• [Your objective]: Please give the count of lines holding the string "Deklaracijos" and nothing besides.

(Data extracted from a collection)
********
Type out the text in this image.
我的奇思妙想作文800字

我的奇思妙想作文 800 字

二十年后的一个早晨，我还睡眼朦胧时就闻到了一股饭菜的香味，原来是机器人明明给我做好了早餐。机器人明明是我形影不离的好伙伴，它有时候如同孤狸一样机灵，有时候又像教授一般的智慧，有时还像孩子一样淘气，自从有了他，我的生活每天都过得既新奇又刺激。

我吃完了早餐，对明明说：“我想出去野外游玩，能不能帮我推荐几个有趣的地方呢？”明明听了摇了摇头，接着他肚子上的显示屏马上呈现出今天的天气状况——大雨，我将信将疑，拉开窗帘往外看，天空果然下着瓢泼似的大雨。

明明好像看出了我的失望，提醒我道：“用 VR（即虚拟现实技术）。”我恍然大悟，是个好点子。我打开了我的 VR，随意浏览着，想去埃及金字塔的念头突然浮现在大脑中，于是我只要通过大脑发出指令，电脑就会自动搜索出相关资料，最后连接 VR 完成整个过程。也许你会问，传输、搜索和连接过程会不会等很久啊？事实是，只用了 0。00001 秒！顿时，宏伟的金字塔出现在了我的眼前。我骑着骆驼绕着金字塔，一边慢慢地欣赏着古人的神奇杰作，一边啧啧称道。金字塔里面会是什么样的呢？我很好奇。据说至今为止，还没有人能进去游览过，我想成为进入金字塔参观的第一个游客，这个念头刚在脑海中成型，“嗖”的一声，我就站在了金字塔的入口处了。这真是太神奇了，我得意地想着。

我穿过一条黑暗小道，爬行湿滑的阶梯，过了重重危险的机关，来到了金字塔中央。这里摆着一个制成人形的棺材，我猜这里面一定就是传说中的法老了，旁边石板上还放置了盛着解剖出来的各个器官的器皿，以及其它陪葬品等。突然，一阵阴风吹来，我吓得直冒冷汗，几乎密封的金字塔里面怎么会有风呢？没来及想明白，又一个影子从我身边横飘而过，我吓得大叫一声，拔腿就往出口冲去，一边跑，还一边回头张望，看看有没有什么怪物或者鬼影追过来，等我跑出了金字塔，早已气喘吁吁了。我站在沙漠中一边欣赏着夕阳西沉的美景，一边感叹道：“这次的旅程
********
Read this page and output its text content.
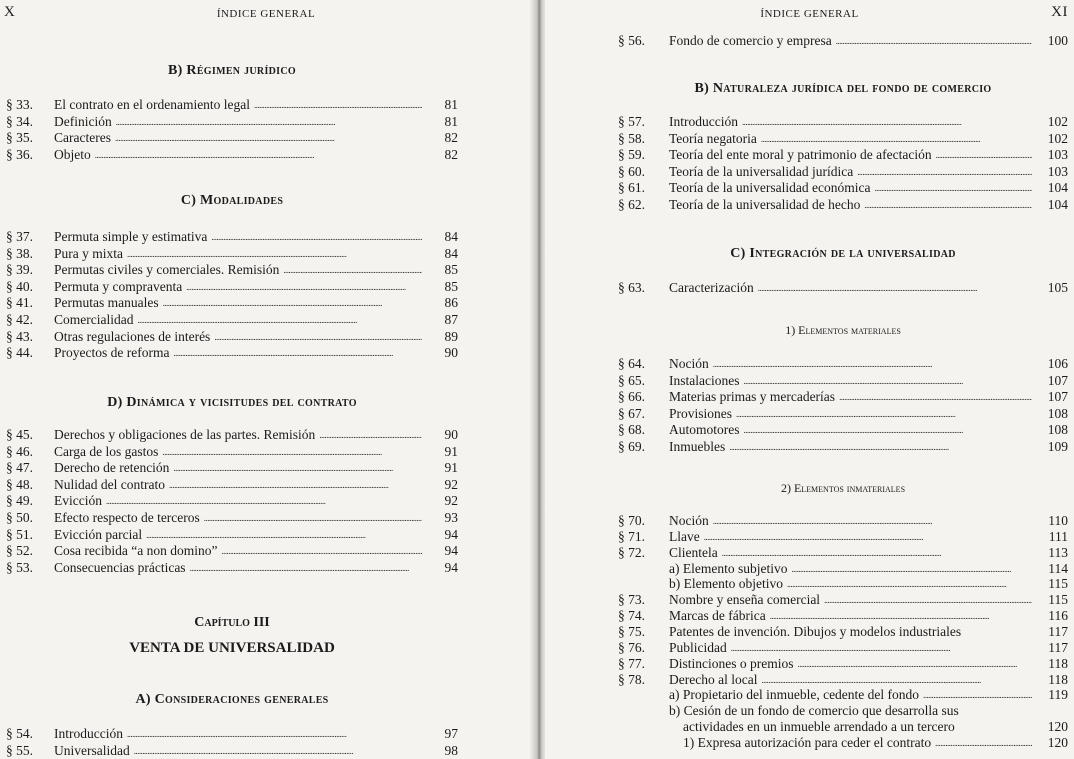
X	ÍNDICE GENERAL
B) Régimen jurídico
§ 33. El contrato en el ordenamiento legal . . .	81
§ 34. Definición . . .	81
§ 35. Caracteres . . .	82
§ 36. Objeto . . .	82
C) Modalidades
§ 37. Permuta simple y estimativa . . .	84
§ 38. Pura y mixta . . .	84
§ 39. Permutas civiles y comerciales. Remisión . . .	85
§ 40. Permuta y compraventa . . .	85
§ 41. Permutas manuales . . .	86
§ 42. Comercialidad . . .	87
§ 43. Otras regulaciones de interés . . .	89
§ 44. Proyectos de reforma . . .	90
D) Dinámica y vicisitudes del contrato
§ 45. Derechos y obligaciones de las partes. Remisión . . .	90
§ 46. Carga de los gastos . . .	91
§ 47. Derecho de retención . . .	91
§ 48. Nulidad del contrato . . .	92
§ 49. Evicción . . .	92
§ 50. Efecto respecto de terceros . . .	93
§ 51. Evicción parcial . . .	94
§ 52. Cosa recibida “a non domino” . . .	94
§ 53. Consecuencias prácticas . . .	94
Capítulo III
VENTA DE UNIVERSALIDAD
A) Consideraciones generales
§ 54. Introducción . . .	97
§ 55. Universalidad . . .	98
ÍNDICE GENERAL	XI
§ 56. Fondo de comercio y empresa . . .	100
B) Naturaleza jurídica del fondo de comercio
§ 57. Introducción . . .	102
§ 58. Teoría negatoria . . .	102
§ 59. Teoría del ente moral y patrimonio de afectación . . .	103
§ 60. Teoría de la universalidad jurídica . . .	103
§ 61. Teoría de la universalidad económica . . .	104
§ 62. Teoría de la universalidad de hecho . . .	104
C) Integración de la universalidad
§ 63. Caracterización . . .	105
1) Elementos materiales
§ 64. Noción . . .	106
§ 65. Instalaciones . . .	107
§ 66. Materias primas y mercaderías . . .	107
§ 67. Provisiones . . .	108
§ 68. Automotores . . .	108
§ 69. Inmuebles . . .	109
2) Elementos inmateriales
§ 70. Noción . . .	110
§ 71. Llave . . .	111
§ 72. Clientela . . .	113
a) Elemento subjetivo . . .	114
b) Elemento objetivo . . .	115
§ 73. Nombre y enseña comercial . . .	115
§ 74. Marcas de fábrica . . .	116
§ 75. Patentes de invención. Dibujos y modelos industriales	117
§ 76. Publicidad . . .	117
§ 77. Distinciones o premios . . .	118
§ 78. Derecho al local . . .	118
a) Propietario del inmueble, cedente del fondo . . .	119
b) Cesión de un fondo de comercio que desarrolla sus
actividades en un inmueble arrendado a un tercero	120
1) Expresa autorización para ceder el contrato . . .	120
********
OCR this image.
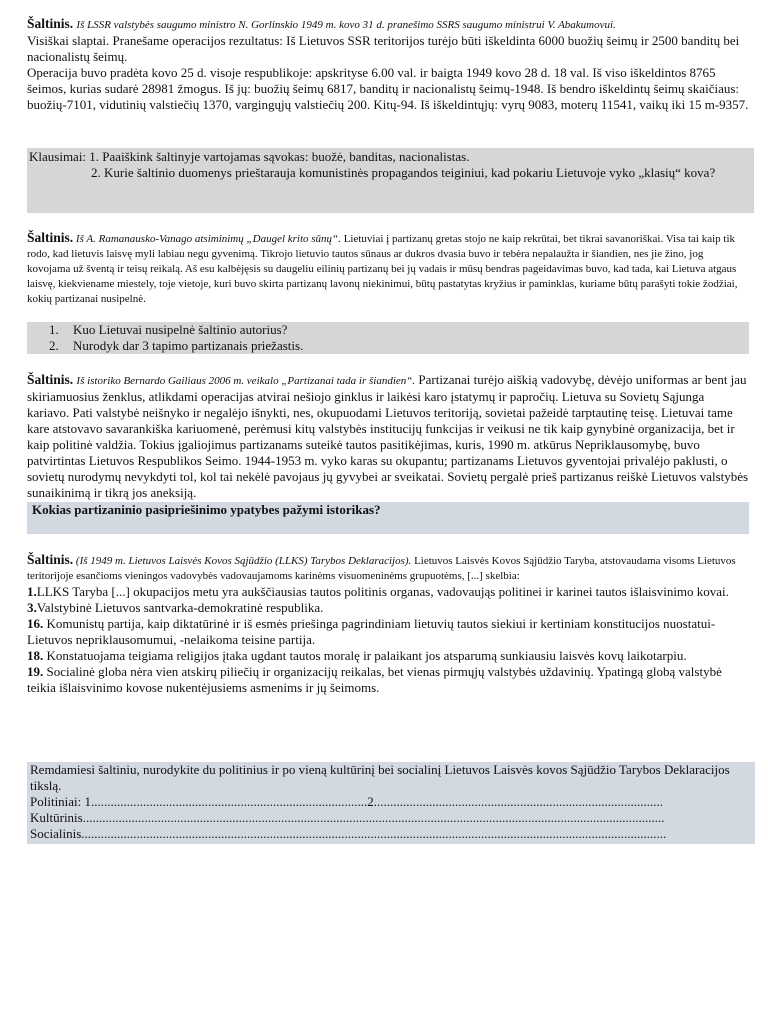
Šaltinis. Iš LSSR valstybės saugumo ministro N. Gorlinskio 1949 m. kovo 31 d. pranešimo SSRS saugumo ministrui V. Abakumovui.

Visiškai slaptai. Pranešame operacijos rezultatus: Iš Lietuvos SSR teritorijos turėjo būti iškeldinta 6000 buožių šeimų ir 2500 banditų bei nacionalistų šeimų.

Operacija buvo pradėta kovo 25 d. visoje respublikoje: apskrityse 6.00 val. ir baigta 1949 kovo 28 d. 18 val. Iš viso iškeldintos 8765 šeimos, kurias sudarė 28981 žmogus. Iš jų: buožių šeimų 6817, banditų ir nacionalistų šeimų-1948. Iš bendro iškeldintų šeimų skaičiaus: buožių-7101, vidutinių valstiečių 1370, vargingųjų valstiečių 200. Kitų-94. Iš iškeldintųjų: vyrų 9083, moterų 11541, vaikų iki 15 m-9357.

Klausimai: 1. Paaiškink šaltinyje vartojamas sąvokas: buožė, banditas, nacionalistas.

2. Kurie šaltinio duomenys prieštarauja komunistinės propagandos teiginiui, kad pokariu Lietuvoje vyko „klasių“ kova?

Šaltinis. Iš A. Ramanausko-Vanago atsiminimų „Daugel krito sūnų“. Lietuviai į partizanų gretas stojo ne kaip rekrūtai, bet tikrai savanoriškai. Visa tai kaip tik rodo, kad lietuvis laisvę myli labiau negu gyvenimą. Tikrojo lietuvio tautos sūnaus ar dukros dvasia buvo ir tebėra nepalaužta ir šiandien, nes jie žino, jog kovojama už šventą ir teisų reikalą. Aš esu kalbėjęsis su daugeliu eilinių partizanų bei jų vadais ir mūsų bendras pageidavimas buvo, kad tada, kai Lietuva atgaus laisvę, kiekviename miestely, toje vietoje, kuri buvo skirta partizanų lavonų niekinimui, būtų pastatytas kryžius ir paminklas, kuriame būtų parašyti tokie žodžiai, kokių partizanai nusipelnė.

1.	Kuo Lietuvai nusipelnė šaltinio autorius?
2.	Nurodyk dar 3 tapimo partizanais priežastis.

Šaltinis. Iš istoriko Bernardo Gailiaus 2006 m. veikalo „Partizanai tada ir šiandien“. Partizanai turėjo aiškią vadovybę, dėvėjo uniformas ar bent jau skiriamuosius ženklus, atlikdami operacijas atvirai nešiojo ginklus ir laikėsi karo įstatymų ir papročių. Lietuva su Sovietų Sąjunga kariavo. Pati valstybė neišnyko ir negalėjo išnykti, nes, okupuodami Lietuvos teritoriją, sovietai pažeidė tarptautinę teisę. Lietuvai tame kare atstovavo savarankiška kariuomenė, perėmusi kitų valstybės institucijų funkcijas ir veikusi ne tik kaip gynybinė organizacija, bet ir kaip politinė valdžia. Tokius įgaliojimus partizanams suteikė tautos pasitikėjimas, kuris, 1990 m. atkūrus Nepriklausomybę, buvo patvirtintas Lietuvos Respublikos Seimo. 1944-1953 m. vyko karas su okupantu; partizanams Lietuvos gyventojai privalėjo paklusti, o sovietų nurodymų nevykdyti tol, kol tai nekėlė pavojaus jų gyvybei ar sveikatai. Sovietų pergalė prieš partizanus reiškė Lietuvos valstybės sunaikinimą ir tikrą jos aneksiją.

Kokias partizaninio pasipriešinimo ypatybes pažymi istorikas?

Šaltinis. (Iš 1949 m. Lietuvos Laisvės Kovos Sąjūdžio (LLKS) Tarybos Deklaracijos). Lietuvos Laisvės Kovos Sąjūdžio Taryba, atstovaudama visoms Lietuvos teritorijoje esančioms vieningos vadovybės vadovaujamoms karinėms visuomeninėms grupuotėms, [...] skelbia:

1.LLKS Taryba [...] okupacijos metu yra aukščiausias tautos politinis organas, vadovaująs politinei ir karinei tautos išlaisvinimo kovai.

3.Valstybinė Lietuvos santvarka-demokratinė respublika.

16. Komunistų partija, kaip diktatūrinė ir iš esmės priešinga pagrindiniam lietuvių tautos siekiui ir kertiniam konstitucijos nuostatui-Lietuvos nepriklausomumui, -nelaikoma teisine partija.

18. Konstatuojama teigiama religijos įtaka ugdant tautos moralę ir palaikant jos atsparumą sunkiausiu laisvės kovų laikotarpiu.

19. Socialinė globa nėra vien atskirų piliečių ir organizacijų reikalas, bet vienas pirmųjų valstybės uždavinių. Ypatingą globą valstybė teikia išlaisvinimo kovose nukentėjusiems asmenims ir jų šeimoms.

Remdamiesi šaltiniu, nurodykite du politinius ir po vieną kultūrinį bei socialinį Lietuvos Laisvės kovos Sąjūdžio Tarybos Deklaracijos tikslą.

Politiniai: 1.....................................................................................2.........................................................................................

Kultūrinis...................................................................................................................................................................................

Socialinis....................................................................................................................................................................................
********
• [Result of the exercise]: 2